Task goal: Where a line of the listing below includes the word "image", reproduce that line.

[Data records]
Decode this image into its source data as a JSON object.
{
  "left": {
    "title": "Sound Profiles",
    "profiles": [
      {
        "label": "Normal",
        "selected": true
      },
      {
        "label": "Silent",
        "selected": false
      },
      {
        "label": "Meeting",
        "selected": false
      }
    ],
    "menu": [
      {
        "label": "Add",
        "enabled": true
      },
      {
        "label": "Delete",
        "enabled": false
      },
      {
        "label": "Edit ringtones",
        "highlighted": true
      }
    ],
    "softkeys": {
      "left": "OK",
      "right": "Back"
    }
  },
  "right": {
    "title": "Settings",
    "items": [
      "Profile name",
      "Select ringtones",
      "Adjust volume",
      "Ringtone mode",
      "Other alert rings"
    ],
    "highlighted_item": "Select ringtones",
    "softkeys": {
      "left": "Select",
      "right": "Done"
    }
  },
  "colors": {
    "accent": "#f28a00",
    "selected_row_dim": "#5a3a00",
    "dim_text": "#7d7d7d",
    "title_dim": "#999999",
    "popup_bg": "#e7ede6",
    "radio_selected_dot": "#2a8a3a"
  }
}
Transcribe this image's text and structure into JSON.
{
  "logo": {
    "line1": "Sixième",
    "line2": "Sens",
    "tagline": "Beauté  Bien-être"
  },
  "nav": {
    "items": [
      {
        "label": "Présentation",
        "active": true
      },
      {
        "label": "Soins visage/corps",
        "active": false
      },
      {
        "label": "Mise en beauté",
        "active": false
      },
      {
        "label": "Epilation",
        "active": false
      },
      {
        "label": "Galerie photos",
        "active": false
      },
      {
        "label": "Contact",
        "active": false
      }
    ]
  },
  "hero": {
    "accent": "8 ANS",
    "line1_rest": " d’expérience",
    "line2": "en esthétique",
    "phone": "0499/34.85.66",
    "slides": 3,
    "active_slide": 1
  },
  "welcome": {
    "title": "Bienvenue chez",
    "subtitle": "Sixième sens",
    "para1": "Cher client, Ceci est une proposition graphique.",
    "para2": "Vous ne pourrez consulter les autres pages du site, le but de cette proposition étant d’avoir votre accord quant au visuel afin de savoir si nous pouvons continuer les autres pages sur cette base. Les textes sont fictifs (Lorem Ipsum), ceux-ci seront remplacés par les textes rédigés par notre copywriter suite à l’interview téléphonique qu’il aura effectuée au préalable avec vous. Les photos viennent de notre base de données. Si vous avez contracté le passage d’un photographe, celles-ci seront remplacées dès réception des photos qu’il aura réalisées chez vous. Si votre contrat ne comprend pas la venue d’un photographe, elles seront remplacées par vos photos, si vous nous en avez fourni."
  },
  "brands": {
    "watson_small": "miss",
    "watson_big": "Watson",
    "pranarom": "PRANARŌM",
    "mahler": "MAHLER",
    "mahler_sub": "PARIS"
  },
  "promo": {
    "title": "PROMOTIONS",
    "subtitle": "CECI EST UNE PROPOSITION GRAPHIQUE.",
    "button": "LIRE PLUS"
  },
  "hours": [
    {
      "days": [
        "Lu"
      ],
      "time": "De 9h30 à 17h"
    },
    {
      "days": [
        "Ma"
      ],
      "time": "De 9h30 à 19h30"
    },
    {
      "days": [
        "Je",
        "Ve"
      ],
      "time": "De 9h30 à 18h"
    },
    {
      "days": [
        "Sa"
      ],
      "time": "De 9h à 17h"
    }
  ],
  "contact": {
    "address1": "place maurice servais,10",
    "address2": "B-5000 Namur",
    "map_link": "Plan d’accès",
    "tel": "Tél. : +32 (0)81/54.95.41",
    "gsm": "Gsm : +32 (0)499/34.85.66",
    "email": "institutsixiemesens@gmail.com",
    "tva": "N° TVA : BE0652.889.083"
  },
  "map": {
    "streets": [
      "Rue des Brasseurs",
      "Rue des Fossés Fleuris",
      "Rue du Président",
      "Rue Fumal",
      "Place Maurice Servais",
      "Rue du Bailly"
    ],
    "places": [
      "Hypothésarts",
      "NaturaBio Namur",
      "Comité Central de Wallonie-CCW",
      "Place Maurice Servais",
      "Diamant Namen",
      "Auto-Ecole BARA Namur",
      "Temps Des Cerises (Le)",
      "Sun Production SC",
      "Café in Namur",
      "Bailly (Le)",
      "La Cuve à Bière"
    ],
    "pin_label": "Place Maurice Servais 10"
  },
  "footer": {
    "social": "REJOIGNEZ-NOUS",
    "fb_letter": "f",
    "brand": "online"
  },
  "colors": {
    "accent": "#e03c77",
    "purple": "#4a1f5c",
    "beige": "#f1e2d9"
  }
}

Exercise solution:
Decode this image into its source data as a JSON object.
Transcribe this image's text and structure into JSON.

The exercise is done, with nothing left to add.